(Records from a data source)
=====
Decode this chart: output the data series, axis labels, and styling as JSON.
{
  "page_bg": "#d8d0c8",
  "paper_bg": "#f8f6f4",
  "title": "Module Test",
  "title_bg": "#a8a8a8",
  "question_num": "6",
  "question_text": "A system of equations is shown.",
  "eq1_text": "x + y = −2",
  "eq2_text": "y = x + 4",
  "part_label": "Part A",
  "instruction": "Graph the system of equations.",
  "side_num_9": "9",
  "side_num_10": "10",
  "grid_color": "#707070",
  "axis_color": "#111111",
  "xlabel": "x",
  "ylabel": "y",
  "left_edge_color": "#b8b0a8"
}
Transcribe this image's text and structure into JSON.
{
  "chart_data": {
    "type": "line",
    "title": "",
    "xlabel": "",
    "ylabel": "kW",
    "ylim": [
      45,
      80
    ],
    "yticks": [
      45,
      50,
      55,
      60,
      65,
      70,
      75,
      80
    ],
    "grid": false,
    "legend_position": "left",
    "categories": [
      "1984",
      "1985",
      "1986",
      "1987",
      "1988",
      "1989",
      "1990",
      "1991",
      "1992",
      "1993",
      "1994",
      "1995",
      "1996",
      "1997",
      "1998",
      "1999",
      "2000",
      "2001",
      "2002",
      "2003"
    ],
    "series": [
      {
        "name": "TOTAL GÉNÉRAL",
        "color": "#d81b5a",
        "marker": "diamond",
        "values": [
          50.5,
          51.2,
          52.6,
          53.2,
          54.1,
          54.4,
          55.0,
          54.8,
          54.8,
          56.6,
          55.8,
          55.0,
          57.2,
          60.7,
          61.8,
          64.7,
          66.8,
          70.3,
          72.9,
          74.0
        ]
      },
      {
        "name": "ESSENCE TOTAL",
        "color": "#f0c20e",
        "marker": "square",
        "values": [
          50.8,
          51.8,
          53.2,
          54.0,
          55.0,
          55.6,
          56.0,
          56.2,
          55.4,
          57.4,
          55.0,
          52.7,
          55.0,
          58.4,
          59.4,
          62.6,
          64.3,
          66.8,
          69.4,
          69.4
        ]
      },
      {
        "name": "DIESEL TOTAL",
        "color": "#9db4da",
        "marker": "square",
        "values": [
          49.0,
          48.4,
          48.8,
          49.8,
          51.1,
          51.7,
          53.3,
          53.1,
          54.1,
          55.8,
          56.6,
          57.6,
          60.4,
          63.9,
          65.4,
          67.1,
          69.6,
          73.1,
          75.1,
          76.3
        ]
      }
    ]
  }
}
=====
Problem details -> Your task is to return the full listing exactly as it was given.

Correct response ->
Decode this chart: output the data series, axis labels, and styling as JSON.
{
  "page_bg": "#d8d0c8",
  "paper_bg": "#f8f6f4",
  "title": "Module Test",
  "title_bg": "#a8a8a8",
  "question_num": "6",
  "question_text": "A system of equations is shown.",
  "eq1_text": "x + y = −2",
  "eq2_text": "y = x + 4",
  "part_label": "Part A",
  "instruction": "Graph the system of equations.",
  "side_num_9": "9",
  "side_num_10": "10",
  "grid_color": "#707070",
  "axis_color": "#111111",
  "xlabel": "x",
  "ylabel": "y",
  "left_edge_color": "#b8b0a8"
}
Transcribe this image's text and structure into JSON.
{
  "chart_data": {
    "type": "line",
    "title": "",
    "xlabel": "",
    "ylabel": "kW",
    "ylim": [
      45,
      80
    ],
    "yticks": [
      45,
      50,
      55,
      60,
      65,
      70,
      75,
      80
    ],
    "grid": false,
    "legend_position": "left",
    "categories": [
      "1984",
      "1985",
      "1986",
      "1987",
      "1988",
      "1989",
      "1990",
      "1991",
      "1992",
      "1993",
      "1994",
      "1995",
      "1996",
      "1997",
      "1998",
      "1999",
      "2000",
      "2001",
      "2002",
      "2003"
    ],
    "series": [
      {
        "name": "TOTAL GÉNÉRAL",
        "color": "#d81b5a",
        "marker": "diamond",
        "values": [
          50.5,
          51.2,
          52.6,
          53.2,
          54.1,
          54.4,
          55.0,
          54.8,
          54.8,
          56.6,
          55.8,
          55.0,
          57.2,
          60.7,
          61.8,
          64.7,
          66.8,
          70.3,
          72.9,
          74.0
        ]
      },
      {
        "name": "ESSENCE TOTAL",
        "color": "#f0c20e",
        "marker": "square",
        "values": [
          50.8,
          51.8,
          53.2,
          54.0,
          55.0,
          55.6,
          56.0,
          56.2,
          55.4,
          57.4,
          55.0,
          52.7,
          55.0,
          58.4,
          59.4,
          62.6,
          64.3,
          66.8,
          69.4,
          69.4
        ]
      },
      {
        "name": "DIESEL TOTAL",
        "color": "#9db4da",
        "marker": "square",
        "values": [
          49.0,
          48.4,
          48.8,
          49.8,
          51.1,
          51.7,
          53.3,
          53.1,
          54.1,
          55.8,
          56.6,
          57.6,
          60.4,
          63.9,
          65.4,
          67.1,
          69.6,
          73.1,
          75.1,
          76.3
        ]
      }
    ]
  }
}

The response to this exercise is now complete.